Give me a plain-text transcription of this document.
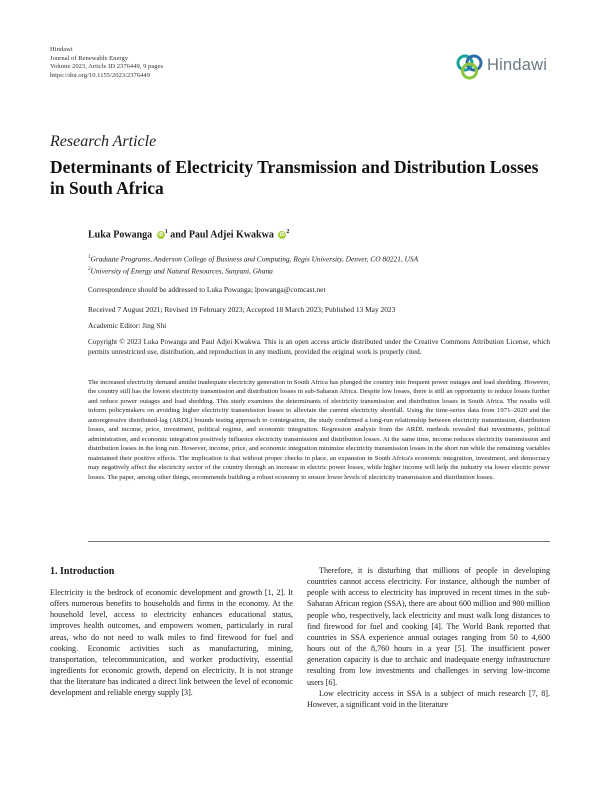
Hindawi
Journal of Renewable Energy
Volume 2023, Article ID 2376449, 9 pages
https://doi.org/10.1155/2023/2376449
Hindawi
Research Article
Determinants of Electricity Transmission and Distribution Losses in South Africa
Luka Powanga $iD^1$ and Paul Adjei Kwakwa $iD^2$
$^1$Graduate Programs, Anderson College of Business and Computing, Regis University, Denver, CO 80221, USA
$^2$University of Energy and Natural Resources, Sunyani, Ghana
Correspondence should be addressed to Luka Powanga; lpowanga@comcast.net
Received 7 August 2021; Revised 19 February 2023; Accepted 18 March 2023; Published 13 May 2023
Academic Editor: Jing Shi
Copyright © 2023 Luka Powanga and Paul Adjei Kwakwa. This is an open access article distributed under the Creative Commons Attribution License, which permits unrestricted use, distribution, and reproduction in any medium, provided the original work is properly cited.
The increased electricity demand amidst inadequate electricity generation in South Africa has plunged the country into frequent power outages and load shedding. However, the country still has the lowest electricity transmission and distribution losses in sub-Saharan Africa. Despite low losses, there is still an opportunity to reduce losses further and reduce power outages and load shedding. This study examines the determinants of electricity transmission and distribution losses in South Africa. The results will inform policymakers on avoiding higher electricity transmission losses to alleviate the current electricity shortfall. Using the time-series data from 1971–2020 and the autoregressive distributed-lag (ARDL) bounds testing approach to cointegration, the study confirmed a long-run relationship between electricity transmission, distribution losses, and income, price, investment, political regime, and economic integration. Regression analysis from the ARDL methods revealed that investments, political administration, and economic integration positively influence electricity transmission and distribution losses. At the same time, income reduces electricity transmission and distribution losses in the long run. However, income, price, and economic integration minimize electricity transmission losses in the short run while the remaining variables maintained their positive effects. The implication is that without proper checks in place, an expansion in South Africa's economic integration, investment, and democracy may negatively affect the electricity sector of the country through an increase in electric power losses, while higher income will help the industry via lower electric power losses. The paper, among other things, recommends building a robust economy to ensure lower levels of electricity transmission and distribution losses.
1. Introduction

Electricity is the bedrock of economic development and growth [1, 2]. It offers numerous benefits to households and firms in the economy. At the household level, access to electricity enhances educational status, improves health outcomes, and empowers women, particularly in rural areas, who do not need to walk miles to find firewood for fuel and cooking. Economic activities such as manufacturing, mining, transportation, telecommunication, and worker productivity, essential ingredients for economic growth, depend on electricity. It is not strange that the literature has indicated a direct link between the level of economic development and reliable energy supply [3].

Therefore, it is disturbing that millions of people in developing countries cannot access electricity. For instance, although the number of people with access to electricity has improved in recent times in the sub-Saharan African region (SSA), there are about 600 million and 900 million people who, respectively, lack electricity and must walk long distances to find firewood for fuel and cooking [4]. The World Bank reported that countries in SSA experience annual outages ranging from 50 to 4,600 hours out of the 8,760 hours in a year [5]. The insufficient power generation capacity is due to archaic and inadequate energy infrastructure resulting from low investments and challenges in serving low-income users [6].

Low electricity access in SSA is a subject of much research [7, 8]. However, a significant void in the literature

------------------------------------

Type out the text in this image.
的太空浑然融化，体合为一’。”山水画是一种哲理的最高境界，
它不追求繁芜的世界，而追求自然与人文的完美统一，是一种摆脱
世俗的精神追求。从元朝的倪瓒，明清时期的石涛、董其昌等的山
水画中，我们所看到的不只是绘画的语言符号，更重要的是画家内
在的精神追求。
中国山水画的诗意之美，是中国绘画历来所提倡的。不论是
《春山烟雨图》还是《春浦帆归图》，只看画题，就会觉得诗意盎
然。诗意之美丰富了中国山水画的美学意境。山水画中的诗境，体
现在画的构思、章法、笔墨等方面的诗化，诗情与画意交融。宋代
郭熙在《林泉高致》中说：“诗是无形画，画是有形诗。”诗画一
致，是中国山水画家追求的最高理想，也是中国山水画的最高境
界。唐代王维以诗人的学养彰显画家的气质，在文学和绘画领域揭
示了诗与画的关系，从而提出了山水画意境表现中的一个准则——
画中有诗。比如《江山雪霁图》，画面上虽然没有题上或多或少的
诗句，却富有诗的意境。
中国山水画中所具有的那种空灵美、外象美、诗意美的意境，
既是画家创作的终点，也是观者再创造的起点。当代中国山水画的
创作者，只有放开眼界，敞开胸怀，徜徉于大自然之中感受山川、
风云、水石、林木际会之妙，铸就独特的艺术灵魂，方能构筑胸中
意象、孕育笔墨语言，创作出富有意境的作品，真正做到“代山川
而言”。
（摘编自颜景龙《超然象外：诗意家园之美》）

------------------------------------

### STATED TASK
Identify the lines in the records above that contain the word "Paul", then state how many there are and nothing more.

### RESULT FOR THIS EXERCISE
2